:: Directions ::
Each line containing the word "buttons" must be reported.

:: Supplied entries ::
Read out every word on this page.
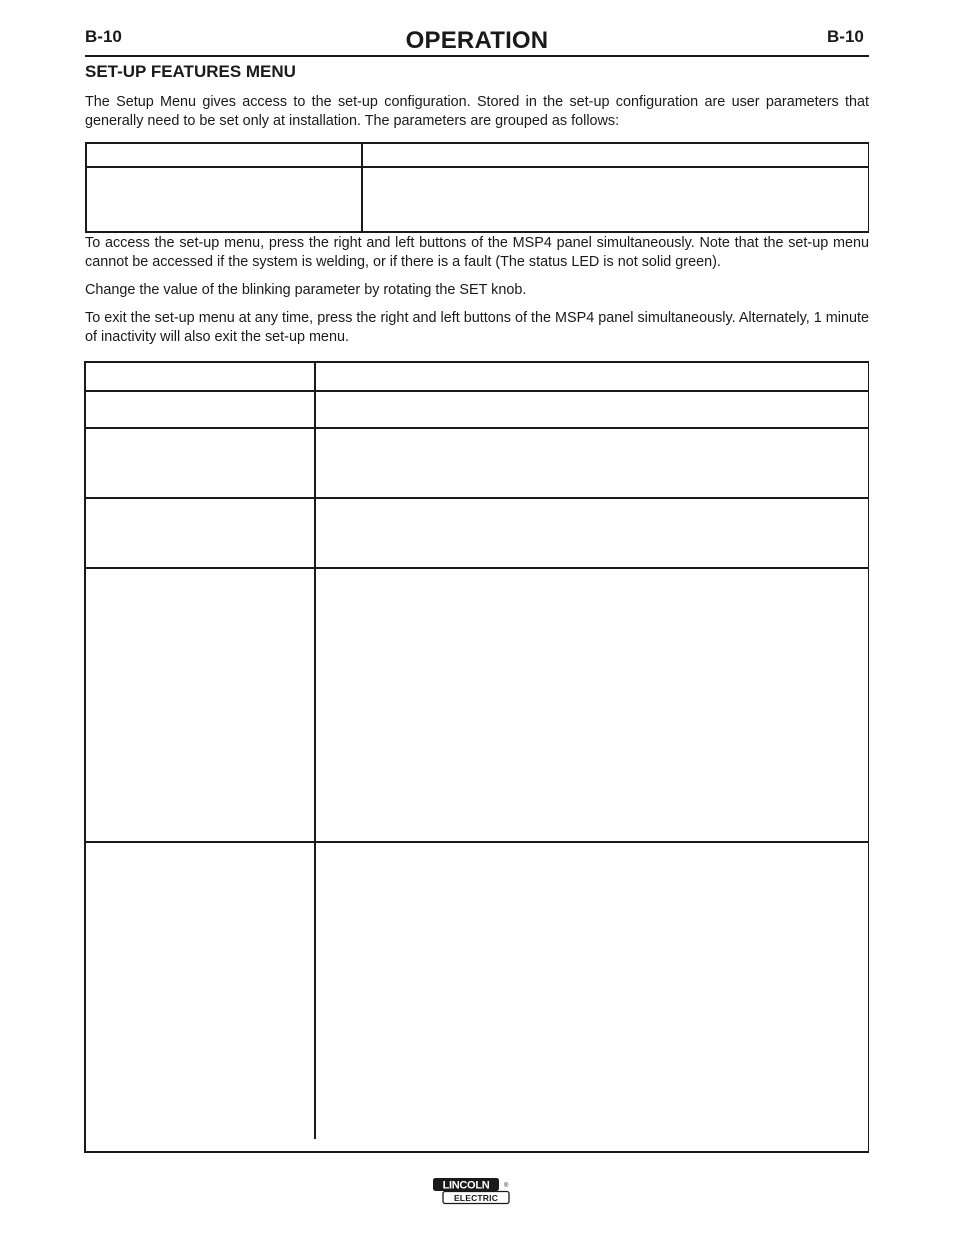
B-10	OPERATION	B-10
SET-UP FEATURES MENU

The Setup Menu gives access to the set-up configuration. Stored in the set-up configuration are user parameters that generally need to be set only at installation. The parameters are grouped as follows:

To access the set-up menu, press the right and left buttons of the MSP4 panel simultaneously. Note that the set-up menu cannot be accessed if the system is welding, or if there is a fault (The status LED is not solid green).

Change the value of the blinking parameter by rotating the SET knob.

To exit the set-up menu at any time, press the right and left buttons of the MSP4 panel simultaneously. Alternately, 1 minute of inactivity will also exit the set-up menu.

LINCOLN
ELECTRIC
®
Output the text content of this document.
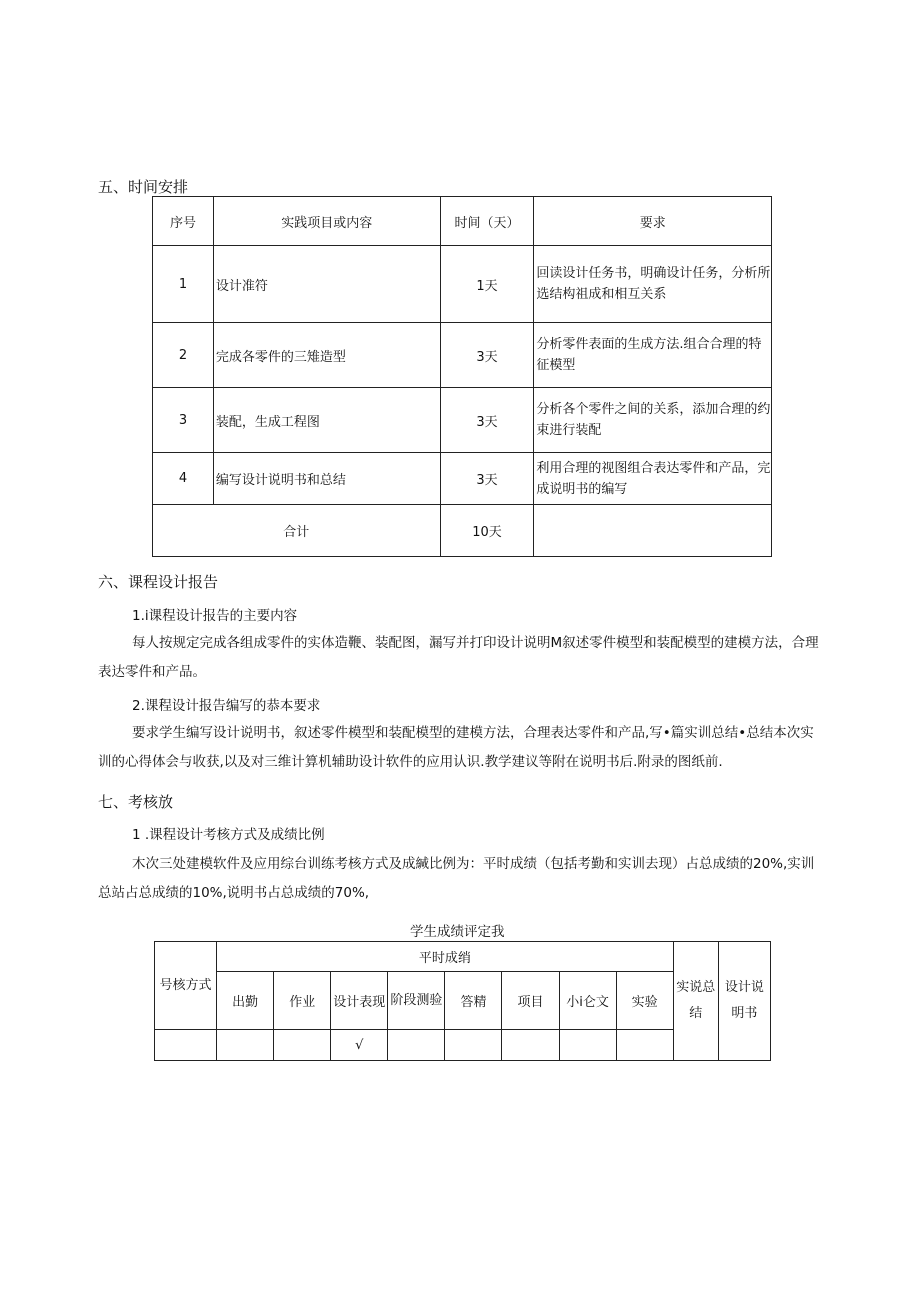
五、时间安排
序号	实践项目或内容	时间（天）	要求
1	设计准符	1天	回读设计任务书，明确设计任务，分析所选结构祖成和相互关系
2	完成各零件的三雉造型	3天	分析零件表面的生成方法.组合合理的特征模型
3	装配，生成工程图	3天	分析各个零件之间的关系，添加合理的约束进行装配
4	编写设计说明书和总结	3天	利用合理的视图组合表达零件和产品，完成说明书的编写
合计		10天	
六、课程设计报告
1.i课程设计报告的主要内容
每人按规定完成各组成零件的实体造鞭、装配图，漏写并打印设计说明M叙述零件模型和装配模型的建模方法，合理表达零件和产品。
2.课程设计报告编写的恭本要求
要求学生编写设计说明书，叙述零件模型和装配模型的建模方法，合理表达零件和产品,写•篇实训总结•总结本次实训的心得体会与收获,以及对三维计算机辅助设计软件的应用认识.教学建议等附在说明书后.附录的图纸前.
七、考核放
1 .课程设计考核方式及成绩比例
木次三处建模软件及应用综台训练考核方式及成緘比例为：平时成绩（包括考勤和实训去现）占总成绩的20%,实训总站占总成绩的10%,说明书占总成绩的70%,
学生成绩评定我
号核方式	平时成绡								实说总结	设计说明书
	出勤	作业	设计表现	阶段测验	答精	项目	小i仑文	实验		
			√							
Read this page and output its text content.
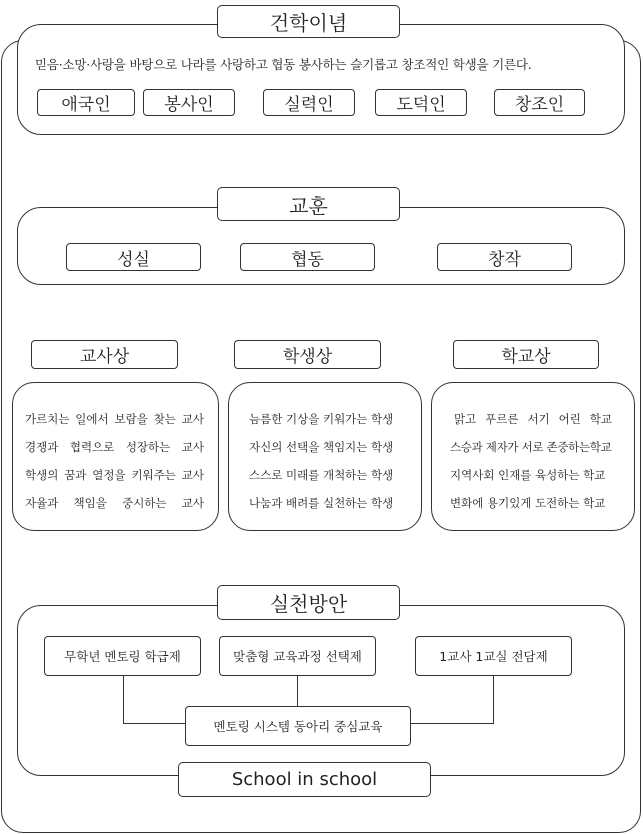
건학이념
믿음·소망·사랑을 바탕으로 나라를 사랑하고 협동 봉사하는 슬기롭고 창조적인 학생을 기른다.
애국인	봉사인	실력인	도덕인	창조인
교훈
성실	협동	창작
교사상	학생상	학교상
가르치는 일에서 보람을 찾는 교사
경쟁과 협력으로 성장하는 교사
학생의 꿈과 열정을 키워주는 교사
자율과 책임을 중시하는 교사
늠름한 기상을 키워가는 학생
자신의 선택을 책임지는 학생
스스로 미래를 개척하는 학생
나눔과 배려를 실천하는 학생
맑고 푸르른 서기 어린 학교
스승과 제자가 서로 존중하는학교
지역사회 인재를 육성하는 학교
변화에 용기있게 도전하는 학교
실천방안
무학년 멘토링 학급제	맞춤형 교육과정 선택제	1교사 1교실 전담제
멘토링 시스템 동아리 중심교육
School in school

:: Final result ::
To access the set-up menu, press the right and left buttons of the MSP4 panel simultaneously. Note that the set-up menu cannot be accessed if the system is welding, or if there is a fault (The status LED is not solid green).
To exit the set-up menu at any time, press the right and left buttons of the MSP4 panel simultaneously. Alternately, 1 minute of inactivity will also exit the set-up menu.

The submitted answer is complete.